Fast eine halbe Million Schmuggel-Zigaretten konnte der Luxemburger Zoll am Dienstag abfangen. Die Fahnder am Flughafen Findel kontrollierten während einer regulären Zollkontrolle eine Ladung aus Hongkong. Die aus 30 Backöfen bestehende Fracht enthielt aber nicht nur die besagten Küchengeräte – sondern auch 462.000 Zigaretten, die in den Öfen versteckt waren.

Das Ziel der insgesamt 2.310 Stangen war Großbritannien. Dort werden die Glimmstängel aber nicht ankommen. Die Zollverwaltung erstattete Strafanzeige bei der Staatsanwaltschaft Luxemburg. Die Geldstrafe für Schmuggel wie im vorliegenden Fall beträgt 520.000 Euro. Selbst Finanzminister Pierre Gramegna gratulierte den Zollbeamten für diesen erstaunlichen Fund.

Fun Fact am Rande: Ein Mensch, der täglich eine Schachtel à 20 Zigaretten raucht, würde über 60 Jahre mit dieser gigantischen Menge an Kippen auskommen.

 

3 Kommentare

  1. Sensationsfund….erstaunlich…gigantisch…Ich finde hier wird ein Allerweltsschmuggel ein wenig hochgejazzt.
_ _ _ _
### AUFGABENSTELLUNG:
Schreibe den Text über die in Backöfen versteckten Schmuggel-Zigaretten im Anschluss an seinen letzten Satz weiter.
_ _ _ _
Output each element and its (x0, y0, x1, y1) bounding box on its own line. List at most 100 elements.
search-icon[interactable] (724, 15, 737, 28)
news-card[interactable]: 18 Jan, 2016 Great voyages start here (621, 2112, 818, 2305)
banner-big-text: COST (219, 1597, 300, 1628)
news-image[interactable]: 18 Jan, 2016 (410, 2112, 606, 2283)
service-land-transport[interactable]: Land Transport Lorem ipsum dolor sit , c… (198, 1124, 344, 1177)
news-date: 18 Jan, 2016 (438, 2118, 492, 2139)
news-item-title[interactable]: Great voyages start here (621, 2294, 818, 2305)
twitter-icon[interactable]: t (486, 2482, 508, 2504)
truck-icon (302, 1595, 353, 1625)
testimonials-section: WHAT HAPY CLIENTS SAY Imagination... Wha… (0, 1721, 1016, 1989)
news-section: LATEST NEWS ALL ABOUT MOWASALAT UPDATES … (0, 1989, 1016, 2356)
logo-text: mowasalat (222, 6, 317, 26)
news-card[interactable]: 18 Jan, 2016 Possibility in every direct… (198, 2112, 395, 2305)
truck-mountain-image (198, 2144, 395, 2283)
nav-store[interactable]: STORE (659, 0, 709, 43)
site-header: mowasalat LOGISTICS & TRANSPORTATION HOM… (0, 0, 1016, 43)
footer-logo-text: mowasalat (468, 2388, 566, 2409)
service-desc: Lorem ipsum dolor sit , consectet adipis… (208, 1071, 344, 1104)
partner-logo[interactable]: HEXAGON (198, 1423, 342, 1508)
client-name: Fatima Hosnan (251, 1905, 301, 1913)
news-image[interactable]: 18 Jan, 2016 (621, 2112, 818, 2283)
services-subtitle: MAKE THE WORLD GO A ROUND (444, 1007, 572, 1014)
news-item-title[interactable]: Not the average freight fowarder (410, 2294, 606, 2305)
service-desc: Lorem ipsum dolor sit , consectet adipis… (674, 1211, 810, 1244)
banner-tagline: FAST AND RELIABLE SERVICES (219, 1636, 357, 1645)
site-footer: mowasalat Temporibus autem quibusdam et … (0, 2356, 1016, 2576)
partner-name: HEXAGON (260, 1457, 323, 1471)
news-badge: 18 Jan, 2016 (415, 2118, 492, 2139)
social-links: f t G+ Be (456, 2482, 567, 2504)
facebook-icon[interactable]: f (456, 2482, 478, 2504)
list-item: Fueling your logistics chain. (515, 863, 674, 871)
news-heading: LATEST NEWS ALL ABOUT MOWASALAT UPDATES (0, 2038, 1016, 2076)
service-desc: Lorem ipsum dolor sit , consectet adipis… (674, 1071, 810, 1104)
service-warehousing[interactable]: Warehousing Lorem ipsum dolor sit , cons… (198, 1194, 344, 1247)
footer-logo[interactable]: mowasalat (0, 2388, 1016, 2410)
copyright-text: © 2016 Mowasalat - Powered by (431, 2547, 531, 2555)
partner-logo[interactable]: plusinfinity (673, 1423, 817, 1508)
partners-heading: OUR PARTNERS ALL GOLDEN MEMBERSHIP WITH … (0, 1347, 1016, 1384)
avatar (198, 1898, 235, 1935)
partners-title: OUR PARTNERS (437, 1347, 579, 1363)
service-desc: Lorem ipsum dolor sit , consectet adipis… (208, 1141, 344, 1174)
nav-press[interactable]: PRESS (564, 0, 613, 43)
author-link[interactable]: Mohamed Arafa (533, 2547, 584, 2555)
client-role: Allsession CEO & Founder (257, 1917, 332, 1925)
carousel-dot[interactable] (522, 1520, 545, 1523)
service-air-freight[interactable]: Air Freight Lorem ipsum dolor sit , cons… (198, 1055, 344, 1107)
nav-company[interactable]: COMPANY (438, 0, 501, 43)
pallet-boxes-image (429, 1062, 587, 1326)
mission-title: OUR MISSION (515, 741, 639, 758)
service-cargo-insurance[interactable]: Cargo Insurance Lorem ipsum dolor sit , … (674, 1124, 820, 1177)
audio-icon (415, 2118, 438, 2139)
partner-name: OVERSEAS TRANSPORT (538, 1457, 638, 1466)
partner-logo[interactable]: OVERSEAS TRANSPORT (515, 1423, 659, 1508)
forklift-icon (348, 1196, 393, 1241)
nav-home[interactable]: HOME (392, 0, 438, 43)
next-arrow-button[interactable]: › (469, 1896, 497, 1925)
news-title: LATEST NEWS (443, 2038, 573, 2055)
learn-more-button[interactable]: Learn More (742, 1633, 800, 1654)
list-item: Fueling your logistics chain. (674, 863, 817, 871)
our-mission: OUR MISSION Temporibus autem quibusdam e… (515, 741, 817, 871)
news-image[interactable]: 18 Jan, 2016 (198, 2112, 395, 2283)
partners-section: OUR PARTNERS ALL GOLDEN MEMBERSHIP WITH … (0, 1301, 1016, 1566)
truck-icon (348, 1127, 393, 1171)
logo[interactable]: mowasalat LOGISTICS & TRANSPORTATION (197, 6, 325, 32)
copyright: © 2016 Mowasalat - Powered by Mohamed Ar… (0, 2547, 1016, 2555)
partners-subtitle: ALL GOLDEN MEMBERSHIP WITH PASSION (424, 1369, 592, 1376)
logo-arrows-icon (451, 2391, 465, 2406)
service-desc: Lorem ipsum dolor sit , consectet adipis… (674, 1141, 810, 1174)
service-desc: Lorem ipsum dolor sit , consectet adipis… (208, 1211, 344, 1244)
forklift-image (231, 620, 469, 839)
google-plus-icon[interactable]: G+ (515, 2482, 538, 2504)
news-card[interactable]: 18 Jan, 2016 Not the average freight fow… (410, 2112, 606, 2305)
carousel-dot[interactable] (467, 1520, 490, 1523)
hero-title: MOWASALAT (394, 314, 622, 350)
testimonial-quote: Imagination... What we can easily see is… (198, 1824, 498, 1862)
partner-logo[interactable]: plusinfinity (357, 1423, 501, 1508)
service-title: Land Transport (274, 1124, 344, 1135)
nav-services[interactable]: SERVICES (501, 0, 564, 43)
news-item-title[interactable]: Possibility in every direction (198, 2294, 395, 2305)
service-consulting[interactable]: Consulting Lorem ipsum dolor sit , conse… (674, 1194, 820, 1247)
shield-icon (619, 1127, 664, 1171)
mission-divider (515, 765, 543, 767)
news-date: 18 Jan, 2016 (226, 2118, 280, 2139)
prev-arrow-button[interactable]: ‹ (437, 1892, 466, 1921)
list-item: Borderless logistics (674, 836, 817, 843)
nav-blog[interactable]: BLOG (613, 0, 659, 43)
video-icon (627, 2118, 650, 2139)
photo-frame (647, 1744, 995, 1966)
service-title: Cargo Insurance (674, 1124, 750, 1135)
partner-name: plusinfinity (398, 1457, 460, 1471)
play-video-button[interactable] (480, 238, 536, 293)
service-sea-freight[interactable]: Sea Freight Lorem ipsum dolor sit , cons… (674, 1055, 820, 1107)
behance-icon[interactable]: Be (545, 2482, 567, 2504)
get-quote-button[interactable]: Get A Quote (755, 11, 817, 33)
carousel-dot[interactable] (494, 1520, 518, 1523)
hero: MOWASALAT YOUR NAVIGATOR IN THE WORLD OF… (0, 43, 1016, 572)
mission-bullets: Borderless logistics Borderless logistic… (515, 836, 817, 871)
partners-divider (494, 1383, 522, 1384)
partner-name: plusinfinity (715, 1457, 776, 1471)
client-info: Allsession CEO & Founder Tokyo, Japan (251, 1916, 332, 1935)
_ _ _ _
### ANTWORT:
    Jeder Insider weiss, dass seit mehr als 20 Jahren jeden Tag und jede Nacht riesige Mengen Zigaretten vom Kontinent nach Grossbritannien geschmuggelt werden da sie dort viel teurer sind. Meist geschieht dies mit Kleinlastern.

    Unser Zoll hat gute Arbeit geleistet, keine Frage aber ein bisschen schade finde ich nur, dass die Politik bei anderen Spitzbubereien nicht so den Paukenschlag sucht.

    • Welche Gesellschaft hat denn diese Giftnudeln aus Hong-Kong eingeflogen? Müssten, die nicht wissen, was sich so in ihren Containern befindet? Und wie wäre es mit einer klitzkleinen Suspendierung der Landrechte für ein paar Wochen?